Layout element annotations
================

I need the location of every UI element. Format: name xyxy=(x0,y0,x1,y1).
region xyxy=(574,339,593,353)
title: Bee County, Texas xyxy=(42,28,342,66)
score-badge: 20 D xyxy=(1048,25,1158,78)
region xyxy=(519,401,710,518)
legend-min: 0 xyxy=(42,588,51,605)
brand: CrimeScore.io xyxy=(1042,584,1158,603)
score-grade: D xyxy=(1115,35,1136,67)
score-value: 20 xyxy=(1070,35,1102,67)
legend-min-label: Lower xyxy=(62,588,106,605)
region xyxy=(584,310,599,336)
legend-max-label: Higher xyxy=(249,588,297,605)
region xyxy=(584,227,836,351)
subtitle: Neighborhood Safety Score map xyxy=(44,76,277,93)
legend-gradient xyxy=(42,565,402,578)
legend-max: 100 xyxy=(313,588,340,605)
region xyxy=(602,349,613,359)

================

INSTRUCTIONS FOR THE TASK » Can you repeat the entries word for word, starting with the first line of the entries and going on through the line that contains "score-grade: D xyxy=(1115,35,1136,67)", both included?

EXPECTED ANSWER »
I need the location of every UI element. Format: name xyxy=(x0,y0,x1,y1).
region xyxy=(574,339,593,353)
title: Bee County, Texas xyxy=(42,28,342,66)
score-badge: 20 D xyxy=(1048,25,1158,78)
region xyxy=(519,401,710,518)
legend-min: 0 xyxy=(42,588,51,605)
brand: CrimeScore.io xyxy=(1042,584,1158,603)
score-grade: D xyxy=(1115,35,1136,67)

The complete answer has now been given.